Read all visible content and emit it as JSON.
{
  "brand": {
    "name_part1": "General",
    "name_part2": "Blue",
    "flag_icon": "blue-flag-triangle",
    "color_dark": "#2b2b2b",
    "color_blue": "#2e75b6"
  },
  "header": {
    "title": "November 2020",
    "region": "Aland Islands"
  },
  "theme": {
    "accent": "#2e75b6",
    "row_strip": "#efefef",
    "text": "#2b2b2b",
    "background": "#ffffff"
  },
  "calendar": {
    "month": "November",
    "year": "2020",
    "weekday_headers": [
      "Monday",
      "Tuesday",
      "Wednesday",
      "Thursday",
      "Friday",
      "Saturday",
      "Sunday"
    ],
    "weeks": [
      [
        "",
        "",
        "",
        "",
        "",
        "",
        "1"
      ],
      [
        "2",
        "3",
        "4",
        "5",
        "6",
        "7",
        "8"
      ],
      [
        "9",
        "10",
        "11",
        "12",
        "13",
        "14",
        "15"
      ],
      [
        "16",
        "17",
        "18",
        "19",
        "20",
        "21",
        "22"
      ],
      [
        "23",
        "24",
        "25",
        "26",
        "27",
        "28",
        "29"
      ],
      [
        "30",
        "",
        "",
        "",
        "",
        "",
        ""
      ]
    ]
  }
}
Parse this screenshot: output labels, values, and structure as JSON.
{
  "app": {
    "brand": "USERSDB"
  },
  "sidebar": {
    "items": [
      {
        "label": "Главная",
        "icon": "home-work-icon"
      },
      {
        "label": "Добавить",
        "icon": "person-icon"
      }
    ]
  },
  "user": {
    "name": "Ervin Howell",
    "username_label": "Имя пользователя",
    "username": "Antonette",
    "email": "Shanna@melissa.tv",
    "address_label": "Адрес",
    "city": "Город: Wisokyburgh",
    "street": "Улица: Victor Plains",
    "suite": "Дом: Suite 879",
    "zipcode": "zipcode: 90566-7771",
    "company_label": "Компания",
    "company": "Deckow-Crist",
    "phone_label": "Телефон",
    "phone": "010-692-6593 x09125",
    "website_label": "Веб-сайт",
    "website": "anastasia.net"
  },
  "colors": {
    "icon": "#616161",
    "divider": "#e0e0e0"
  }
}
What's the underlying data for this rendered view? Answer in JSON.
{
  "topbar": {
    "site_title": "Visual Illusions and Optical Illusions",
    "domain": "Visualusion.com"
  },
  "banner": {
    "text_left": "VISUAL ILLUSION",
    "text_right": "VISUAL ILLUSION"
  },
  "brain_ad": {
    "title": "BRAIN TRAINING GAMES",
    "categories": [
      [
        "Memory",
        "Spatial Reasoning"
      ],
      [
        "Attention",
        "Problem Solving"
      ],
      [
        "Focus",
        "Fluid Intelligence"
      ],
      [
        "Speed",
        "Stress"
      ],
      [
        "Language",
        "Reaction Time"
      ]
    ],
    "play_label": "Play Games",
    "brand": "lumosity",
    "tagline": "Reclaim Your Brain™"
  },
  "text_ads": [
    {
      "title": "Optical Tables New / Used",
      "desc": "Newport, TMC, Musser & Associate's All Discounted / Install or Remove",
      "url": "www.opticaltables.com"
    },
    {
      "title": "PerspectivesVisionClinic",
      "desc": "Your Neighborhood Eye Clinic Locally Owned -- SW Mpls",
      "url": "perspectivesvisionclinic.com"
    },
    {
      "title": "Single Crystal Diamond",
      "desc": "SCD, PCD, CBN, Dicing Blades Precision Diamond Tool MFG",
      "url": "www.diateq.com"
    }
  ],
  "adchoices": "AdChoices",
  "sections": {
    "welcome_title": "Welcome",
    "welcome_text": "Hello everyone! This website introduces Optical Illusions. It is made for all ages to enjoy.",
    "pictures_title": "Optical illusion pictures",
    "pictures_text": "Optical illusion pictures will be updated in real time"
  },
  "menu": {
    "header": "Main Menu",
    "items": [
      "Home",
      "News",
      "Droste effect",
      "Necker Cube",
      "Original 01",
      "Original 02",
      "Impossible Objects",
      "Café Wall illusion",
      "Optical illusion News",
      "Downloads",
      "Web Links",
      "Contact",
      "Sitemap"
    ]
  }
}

### WHAT YOU WILL DO
Show the lines of the material that contain the word "November".

### SOLUTION TO THIS EXERCISE
    "title": "November 2020",
    "month": "November",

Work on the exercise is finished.